EXERCISE AIM — Write out the full listing again, exactly as it stands.

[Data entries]
::::::
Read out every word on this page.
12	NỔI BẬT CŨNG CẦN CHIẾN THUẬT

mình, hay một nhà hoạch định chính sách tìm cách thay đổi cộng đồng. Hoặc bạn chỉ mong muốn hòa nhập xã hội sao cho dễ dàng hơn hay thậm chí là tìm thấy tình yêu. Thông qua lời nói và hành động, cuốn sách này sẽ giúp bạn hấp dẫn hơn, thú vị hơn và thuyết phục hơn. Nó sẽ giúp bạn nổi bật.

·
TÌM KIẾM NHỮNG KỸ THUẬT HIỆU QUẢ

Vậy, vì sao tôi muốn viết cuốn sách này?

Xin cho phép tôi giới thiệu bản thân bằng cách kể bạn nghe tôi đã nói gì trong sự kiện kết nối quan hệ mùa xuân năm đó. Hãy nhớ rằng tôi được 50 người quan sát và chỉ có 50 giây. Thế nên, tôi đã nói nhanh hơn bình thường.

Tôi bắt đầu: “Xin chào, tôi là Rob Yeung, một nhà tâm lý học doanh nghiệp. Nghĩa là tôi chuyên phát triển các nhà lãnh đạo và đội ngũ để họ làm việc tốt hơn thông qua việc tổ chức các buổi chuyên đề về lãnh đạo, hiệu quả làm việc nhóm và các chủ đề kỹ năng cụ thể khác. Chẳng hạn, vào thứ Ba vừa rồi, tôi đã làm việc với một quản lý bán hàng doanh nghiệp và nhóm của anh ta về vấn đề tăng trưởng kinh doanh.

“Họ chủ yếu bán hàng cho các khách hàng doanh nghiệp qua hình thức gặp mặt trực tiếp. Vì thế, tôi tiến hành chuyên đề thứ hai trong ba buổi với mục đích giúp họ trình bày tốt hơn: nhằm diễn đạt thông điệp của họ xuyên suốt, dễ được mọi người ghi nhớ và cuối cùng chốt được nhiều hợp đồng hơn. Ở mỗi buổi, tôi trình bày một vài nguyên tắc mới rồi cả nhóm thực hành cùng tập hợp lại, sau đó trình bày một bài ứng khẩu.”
::::::
ANSWER TO THIS PROBLEM —
Read out every word on this page.
12	NỔI BẬT CŨNG CẦN CHIẾN THUẬT

mình, hay một nhà hoạch định chính sách tìm cách thay đổi cộng đồng. Hoặc bạn chỉ mong muốn hòa nhập xã hội sao cho dễ dàng hơn hay thậm chí là tìm thấy tình yêu. Thông qua lời nói và hành động, cuốn sách này sẽ giúp bạn hấp dẫn hơn, thú vị hơn và thuyết phục hơn. Nó sẽ giúp bạn nổi bật.

·
TÌM KIẾM NHỮNG KỸ THUẬT HIỆU QUẢ

Vậy, vì sao tôi muốn viết cuốn sách này?

Xin cho phép tôi giới thiệu bản thân bằng cách kể bạn nghe tôi đã nói gì trong sự kiện kết nối quan hệ mùa xuân năm đó. Hãy nhớ rằng tôi được 50 người quan sát và chỉ có 50 giây. Thế nên, tôi đã nói nhanh hơn bình thường.

Tôi bắt đầu: “Xin chào, tôi là Rob Yeung, một nhà tâm lý học doanh nghiệp. Nghĩa là tôi chuyên phát triển các nhà lãnh đạo và đội ngũ để họ làm việc tốt hơn thông qua việc tổ chức các buổi chuyên đề về lãnh đạo, hiệu quả làm việc nhóm và các chủ đề kỹ năng cụ thể khác. Chẳng hạn, vào thứ Ba vừa rồi, tôi đã làm việc với một quản lý bán hàng doanh nghiệp và nhóm của anh ta về vấn đề tăng trưởng kinh doanh.

“Họ chủ yếu bán hàng cho các khách hàng doanh nghiệp qua hình thức gặp mặt trực tiếp. Vì thế, tôi tiến hành chuyên đề thứ hai trong ba buổi với mục đích giúp họ trình bày tốt hơn: nhằm diễn đạt thông điệp của họ xuyên suốt, dễ được mọi người ghi nhớ và cuối cùng chốt được nhiều hợp đồng hơn. Ở mỗi buổi, tôi trình bày một vài nguyên tắc mới rồi cả nhóm thực hành cùng tập hợp lại, sau đó trình bày một bài ứng khẩu.”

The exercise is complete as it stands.